* START RECORDS FOR THE TASK *
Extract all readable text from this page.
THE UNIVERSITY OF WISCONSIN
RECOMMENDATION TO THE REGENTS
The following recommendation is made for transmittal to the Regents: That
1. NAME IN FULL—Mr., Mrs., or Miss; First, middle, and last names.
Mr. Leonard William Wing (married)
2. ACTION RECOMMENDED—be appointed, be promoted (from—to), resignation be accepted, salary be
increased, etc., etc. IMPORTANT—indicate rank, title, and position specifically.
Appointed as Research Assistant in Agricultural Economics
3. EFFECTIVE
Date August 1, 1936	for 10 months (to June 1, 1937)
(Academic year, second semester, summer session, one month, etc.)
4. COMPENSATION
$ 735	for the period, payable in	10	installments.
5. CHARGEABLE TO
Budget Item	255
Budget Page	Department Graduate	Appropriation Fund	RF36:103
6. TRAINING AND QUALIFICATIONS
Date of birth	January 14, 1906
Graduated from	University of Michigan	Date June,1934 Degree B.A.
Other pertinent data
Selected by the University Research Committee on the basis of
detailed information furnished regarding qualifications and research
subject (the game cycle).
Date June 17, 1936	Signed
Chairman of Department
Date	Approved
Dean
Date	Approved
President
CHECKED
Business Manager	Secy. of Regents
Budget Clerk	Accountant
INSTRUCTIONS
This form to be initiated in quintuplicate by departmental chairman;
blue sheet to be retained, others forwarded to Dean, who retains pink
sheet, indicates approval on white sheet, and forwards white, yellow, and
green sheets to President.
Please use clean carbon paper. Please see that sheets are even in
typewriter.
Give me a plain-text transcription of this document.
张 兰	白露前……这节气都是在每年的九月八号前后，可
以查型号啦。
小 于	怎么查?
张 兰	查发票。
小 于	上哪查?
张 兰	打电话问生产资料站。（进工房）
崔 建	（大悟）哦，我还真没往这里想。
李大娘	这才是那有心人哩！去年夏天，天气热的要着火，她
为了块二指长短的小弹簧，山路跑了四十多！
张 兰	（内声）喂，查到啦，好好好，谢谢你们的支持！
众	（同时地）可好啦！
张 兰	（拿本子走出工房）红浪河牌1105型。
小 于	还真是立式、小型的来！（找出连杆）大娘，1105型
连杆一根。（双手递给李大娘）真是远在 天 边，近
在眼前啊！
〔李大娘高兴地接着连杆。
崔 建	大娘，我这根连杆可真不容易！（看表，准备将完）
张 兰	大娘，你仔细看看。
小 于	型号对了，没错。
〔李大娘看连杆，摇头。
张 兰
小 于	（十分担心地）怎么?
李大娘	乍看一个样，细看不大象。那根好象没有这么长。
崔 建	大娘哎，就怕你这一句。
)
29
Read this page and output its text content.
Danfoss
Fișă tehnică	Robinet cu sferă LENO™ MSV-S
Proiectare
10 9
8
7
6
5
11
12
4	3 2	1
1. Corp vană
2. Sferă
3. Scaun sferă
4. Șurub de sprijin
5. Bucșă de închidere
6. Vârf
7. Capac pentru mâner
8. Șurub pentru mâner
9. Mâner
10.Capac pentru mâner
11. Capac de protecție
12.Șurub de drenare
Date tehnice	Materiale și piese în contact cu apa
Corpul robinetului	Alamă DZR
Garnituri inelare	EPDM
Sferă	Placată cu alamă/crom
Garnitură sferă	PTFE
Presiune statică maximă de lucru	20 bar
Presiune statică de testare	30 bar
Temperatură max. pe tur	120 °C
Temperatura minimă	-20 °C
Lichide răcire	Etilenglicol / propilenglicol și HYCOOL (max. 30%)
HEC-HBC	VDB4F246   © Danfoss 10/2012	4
* END RECORDS FOR THE TASK *
» THE TASK:
From the data, pick out every line that includes "Budget".

» EXERCISE OUTPUT:
Budget Item	255
Budget Page	Department Graduate	Appropriation Fund	RF36:103
Budget Clerk	Accountant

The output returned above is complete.